--- WHAT IS REQUIRED ---
Repeat all the material exactly; pictures stay out of your copy.

--- RAW RECORDS ---
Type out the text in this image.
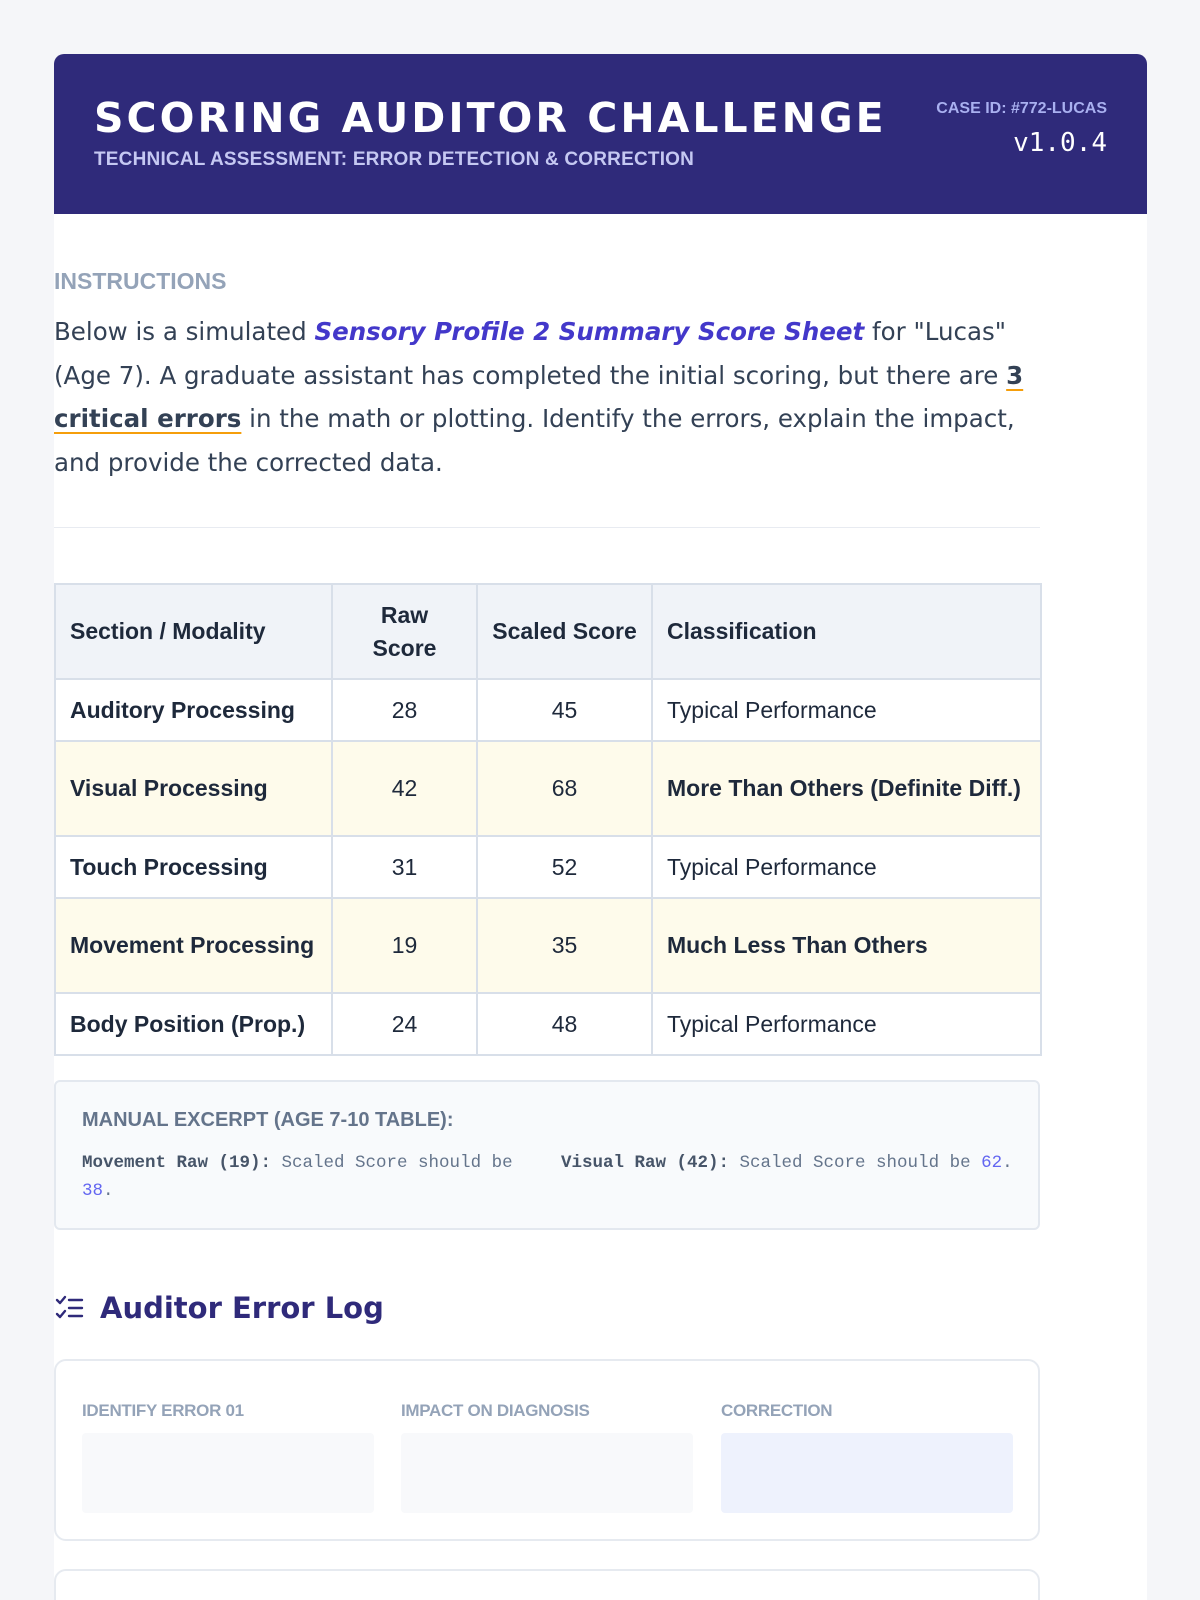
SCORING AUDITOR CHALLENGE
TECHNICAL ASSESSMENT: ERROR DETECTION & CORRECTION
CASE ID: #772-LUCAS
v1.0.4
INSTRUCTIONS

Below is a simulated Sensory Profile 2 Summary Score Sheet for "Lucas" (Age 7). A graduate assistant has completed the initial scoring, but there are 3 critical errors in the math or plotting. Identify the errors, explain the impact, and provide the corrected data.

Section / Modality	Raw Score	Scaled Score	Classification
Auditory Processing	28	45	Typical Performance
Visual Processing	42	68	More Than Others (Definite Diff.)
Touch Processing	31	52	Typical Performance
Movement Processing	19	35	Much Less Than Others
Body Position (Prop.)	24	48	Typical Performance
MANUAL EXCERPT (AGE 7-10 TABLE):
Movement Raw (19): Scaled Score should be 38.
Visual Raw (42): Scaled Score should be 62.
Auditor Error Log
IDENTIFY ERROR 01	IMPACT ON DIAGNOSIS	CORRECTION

--- WORKED SOLUTION ---
Type out the text in this image.
SCORING AUDITOR CHALLENGE
TECHNICAL ASSESSMENT: ERROR DETECTION & CORRECTION
CASE ID: #772-LUCAS
v1.0.4
INSTRUCTIONS

Below is a simulated Sensory Profile 2 Summary Score Sheet for "Lucas" (Age 7). A graduate assistant has completed the initial scoring, but there are 3 critical errors in the math or plotting. Identify the errors, explain the impact, and provide the corrected data.

Section / Modality	Raw Score	Scaled Score	Classification
Auditory Processing	28	45	Typical Performance
Visual Processing	42	68	More Than Others (Definite Diff.)
Touch Processing	31	52	Typical Performance
Movement Processing	19	35	Much Less Than Others
Body Position (Prop.)	24	48	Typical Performance
MANUAL EXCERPT (AGE 7-10 TABLE):
Movement Raw (19): Scaled Score should be 38.
Visual Raw (42): Scaled Score should be 62.
Auditor Error Log
IDENTIFY ERROR 01	IMPACT ON DIAGNOSIS	CORRECTION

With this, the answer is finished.